## GIVEN REQUEST
Write out the passage on working too much, between "Double Down" and "6:30 a.m. ET.", inclusive.

## TEXT EXCERPT

□ □ □ □ □ □ □

When I was in the throes of writing my book, amBITCHous, I got a call from CNN asking me to appear as an expert giving advice to “workaholics.” I agreed. This was both ironic and hilarious given that I was, at that time, the quintessential offender, coming in to my office at noon each day to begin writing, then dragging myself home between two or three a.m. to grab some sleep, then get up, and do it again. For the first time in fifteen years, I wasn’t regularly running, practicing yoga, and weight training. I’d stopped cooking and had substituted healthy eating with order in/delivery. I hoped that my husband still remembered he had a wife. I figured I wouldn’t have any friends left by the time I delivered my manuscript. I loved my work, but I was way, way out of balance.

On the CNN segment, another expert who had created a sort of twelve-step program for workaholics said, while sitting in an empty conference room, “The problem is, no one shows up for the meetings because they can’t drag themselves away from their desks.” My niece and I guffawed, watching and replaying this lament.

Problem is, being chained to your desk isn’t funny, as you and I both know. Something’s got to give, or you’re not going to have a life. Even if we love our work, we’ve got to feel that we’ve got it going on outside of the office.

Here’s my advice for having an affair with fun—at work and in your personal life.

How to Motivate Yourself to Workout
Schedule with yourself an early a.m. workout three days a week—get up, have your cup of coffee or tea, a quick bite, and then lace up and go. Tell yourself, “I’m not allowed to go to work until I’ve worked out.” Be firm with yourself. Don’t procrastinate and say, “I’ll work out after work”; chances are, you won’t. Starting your day with exercise boosts your energy level, your mood, plus jump-starts your ability to effectively brainstorm work strategies. Oh, and your clothes will fit better—always a boost to our sense of well being.

Double Down
If you can’t bear to take time out from work to workout, turn your exercise time into professional development sessions. For example, Audible.com lets you download a variety audio information resources, including books, magazines, newspapers, radio shows and original programming using your MP3 player, Apple iPod, Pocket PC, Palm Handheld, or on CDs you burn yourself.

The Wall Street Journal provides a daily 55-minute audio edition of up to fifteen top stories from the pages of the Journal, updated each day at 6:30 a.m. ET.

Do your workout while briefing yourself on the day’s top business stories. What could be more of a win-win?

□ □ □ □ □ □ □

Records from a data source

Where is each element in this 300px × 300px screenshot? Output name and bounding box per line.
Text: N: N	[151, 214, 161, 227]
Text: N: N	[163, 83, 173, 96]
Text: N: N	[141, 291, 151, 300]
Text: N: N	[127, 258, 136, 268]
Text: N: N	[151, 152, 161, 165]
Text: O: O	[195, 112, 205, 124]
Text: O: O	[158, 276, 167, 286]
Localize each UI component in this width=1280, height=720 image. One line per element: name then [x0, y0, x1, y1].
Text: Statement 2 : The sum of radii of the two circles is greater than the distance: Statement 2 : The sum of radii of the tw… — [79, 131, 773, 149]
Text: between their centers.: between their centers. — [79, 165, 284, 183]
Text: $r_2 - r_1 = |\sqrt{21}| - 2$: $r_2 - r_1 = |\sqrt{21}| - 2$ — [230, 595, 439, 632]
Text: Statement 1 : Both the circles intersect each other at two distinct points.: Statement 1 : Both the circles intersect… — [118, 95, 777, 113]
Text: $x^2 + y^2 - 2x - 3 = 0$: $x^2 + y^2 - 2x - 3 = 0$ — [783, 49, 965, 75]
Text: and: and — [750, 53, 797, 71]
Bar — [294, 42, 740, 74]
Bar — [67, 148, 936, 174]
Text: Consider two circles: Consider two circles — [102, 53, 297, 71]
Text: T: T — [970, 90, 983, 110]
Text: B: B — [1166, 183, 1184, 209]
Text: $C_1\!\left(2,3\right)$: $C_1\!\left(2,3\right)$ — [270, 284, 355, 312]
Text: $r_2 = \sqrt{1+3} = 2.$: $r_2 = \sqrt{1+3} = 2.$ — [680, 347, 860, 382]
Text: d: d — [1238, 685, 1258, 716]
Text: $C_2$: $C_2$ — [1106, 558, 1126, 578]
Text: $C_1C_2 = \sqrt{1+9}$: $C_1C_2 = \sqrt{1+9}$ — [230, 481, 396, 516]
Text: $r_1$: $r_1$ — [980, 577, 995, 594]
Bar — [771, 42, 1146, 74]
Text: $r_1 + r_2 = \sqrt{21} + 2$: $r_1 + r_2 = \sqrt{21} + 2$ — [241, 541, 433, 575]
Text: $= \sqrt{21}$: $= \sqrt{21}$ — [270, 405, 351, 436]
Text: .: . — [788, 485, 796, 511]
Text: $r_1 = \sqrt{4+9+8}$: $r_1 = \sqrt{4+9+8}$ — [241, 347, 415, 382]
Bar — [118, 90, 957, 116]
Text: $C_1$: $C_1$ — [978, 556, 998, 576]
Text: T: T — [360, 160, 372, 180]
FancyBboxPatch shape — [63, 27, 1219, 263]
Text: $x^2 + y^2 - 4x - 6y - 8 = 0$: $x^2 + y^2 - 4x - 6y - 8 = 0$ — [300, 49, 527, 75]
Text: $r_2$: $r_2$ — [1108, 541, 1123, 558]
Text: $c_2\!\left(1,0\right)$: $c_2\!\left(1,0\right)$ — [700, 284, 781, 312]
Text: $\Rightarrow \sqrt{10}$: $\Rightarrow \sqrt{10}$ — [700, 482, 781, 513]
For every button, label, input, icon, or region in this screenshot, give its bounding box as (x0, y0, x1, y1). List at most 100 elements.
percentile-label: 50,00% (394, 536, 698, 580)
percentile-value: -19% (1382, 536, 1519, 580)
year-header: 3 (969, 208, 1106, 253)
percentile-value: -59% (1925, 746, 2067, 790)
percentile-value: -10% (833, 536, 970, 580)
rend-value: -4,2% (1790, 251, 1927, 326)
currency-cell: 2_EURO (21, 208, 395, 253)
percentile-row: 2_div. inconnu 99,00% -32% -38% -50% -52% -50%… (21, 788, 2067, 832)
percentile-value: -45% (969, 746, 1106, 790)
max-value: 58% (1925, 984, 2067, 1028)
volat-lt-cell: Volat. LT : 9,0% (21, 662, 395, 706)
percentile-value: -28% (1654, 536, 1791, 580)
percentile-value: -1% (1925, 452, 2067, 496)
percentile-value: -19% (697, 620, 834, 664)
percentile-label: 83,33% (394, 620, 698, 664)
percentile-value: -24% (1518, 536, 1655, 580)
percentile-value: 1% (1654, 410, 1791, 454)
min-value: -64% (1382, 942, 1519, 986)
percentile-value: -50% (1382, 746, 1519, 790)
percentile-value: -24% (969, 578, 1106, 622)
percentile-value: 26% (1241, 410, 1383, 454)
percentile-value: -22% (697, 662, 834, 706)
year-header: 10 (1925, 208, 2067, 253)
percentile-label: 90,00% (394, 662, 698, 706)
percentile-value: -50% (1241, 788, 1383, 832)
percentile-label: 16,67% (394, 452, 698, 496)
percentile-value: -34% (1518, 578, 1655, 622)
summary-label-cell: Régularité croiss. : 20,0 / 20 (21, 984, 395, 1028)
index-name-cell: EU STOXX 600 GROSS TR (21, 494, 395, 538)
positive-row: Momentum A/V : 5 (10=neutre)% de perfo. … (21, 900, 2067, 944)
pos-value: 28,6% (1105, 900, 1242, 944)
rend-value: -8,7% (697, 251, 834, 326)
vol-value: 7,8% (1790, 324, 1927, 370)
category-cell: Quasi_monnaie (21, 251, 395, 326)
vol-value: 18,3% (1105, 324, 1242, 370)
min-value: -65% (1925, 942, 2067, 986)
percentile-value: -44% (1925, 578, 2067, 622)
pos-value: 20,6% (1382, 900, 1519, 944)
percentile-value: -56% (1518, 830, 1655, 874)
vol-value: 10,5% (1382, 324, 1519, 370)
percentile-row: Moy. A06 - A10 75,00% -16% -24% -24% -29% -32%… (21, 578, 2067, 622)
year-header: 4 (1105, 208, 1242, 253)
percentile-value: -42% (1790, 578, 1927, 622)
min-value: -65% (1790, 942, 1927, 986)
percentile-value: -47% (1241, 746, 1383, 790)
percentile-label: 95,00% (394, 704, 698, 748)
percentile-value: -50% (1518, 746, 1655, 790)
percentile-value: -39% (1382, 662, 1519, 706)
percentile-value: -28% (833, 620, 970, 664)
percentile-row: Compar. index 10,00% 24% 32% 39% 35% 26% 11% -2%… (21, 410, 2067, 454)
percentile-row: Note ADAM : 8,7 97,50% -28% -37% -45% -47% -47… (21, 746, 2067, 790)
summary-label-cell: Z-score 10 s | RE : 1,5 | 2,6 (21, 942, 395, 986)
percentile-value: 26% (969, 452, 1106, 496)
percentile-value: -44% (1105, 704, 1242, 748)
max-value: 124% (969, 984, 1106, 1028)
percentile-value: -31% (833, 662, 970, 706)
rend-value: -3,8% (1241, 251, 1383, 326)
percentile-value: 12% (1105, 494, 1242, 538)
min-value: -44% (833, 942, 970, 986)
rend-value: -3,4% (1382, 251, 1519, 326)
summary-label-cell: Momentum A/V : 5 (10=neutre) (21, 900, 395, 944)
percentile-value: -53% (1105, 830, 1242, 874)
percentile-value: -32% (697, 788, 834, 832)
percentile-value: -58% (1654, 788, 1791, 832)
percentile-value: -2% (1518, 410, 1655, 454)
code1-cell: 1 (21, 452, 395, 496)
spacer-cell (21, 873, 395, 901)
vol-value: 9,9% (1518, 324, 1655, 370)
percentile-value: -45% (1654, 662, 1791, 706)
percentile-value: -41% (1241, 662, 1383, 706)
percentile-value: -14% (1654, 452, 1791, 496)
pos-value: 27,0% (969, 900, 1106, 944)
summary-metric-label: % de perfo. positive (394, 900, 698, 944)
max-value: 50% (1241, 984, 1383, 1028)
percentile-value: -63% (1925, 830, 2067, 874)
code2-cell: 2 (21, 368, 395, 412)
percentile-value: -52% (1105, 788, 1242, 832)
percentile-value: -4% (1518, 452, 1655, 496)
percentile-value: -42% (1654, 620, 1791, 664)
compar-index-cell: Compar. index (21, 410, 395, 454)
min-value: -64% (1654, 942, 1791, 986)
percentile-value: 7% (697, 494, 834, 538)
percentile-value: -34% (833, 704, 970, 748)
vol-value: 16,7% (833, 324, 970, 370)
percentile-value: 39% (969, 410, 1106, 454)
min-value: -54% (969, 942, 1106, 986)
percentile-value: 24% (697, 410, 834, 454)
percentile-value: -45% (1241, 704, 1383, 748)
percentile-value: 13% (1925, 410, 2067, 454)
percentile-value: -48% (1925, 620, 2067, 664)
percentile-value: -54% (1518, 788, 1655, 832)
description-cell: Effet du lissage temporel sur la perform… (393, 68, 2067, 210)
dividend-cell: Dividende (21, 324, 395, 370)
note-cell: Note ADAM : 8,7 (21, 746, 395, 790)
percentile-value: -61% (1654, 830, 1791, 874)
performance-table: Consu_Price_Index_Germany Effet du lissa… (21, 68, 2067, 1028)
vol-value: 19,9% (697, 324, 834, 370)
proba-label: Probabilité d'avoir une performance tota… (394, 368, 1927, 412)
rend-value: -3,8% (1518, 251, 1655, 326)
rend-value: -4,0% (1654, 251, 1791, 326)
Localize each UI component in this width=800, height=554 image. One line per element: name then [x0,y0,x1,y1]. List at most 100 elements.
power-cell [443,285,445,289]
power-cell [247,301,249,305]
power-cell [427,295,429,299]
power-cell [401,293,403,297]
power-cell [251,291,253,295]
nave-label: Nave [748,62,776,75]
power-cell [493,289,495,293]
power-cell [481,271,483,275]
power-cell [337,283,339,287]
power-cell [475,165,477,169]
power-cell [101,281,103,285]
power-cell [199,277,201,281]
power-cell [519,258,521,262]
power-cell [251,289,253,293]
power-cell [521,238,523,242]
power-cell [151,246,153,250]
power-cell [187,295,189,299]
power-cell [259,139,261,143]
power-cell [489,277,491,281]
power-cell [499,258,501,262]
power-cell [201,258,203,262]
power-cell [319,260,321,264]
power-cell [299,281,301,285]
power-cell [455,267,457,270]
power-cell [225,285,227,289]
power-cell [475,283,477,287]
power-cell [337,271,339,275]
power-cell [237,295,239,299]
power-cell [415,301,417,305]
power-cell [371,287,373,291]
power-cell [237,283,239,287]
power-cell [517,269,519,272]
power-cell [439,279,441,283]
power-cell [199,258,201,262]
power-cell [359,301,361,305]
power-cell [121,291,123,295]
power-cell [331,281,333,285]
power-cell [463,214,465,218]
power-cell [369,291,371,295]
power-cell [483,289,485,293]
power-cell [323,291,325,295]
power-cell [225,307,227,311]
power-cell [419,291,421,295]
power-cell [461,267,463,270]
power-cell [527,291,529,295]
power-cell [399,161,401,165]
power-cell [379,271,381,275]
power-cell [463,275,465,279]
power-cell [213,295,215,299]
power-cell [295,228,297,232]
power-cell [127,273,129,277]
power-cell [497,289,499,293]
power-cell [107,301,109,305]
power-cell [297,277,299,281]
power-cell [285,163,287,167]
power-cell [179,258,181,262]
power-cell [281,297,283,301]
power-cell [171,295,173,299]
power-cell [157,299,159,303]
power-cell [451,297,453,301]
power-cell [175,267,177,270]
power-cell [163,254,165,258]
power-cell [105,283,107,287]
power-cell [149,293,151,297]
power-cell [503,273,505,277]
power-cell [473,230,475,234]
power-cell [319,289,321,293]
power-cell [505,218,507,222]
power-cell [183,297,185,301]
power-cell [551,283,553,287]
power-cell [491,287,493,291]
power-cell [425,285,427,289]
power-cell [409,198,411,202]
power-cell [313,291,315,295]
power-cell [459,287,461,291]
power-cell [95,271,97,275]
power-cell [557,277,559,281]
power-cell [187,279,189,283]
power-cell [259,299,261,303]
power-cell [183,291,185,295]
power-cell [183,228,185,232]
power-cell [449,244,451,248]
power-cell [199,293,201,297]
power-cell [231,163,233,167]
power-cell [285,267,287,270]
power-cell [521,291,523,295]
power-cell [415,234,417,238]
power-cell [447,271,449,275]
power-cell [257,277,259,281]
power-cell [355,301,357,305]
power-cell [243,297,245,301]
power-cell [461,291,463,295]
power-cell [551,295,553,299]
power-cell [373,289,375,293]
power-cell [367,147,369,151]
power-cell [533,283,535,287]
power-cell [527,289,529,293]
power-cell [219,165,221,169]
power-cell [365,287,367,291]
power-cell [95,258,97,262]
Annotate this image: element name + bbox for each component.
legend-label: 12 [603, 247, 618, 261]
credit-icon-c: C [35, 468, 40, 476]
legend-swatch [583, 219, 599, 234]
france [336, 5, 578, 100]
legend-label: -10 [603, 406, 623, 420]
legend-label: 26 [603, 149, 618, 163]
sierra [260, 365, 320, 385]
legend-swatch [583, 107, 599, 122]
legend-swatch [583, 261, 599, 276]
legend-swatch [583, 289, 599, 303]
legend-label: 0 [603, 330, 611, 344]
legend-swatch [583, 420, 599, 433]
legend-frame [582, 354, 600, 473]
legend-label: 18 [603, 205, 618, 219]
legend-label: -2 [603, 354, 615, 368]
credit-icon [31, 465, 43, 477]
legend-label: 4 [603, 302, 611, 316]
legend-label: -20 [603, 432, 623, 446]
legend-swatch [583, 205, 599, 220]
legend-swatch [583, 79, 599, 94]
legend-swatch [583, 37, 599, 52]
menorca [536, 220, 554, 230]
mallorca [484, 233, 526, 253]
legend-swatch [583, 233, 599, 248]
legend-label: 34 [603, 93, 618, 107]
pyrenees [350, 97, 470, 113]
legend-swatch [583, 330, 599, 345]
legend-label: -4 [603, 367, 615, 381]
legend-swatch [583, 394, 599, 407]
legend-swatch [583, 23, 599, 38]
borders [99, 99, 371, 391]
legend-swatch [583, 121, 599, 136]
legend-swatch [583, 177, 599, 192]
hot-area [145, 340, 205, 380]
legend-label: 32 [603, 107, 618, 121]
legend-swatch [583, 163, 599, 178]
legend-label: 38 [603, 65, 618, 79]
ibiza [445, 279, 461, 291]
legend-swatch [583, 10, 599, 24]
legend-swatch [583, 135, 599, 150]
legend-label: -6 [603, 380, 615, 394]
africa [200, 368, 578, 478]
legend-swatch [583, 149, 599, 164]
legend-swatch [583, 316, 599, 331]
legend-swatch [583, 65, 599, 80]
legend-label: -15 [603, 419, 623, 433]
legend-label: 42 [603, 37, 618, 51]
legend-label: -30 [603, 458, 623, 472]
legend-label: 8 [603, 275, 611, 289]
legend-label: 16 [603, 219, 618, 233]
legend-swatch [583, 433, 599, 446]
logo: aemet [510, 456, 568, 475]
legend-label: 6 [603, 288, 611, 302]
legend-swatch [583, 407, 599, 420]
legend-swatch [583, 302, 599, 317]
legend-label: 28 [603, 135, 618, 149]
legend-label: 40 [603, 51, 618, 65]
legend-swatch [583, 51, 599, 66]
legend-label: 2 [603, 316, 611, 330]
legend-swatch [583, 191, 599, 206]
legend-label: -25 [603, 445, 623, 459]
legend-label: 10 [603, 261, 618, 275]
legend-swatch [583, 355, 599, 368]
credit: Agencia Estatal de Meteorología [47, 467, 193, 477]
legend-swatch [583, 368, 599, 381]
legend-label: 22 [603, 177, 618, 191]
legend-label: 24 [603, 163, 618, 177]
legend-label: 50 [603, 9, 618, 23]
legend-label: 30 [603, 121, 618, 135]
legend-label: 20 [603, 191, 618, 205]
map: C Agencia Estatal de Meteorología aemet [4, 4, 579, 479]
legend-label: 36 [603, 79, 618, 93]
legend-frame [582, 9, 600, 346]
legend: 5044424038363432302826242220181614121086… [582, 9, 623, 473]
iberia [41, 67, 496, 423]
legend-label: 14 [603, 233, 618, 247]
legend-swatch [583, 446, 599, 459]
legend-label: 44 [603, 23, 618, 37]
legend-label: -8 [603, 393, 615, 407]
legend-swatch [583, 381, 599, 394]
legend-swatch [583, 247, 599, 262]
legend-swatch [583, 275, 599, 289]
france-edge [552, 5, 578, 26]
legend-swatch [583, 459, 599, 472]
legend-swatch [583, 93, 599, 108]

□ □ □ □ □ □ □

## RESULT
Double Down
If you can’t bear to take time out from work to workout, turn your exercise time into professional development sessions. For example, Audible.com lets you download a variety audio information resources, including books, magazines, newspapers, radio shows and original programming using your MP3 player, Apple iPod, Pocket PC, Palm Handheld, or on CDs you burn yourself.

The Wall Street Journal provides a daily 55-minute audio edition of up to fifteen top stories from the pages of the Journal, updated each day at 6:30 a.m. ET.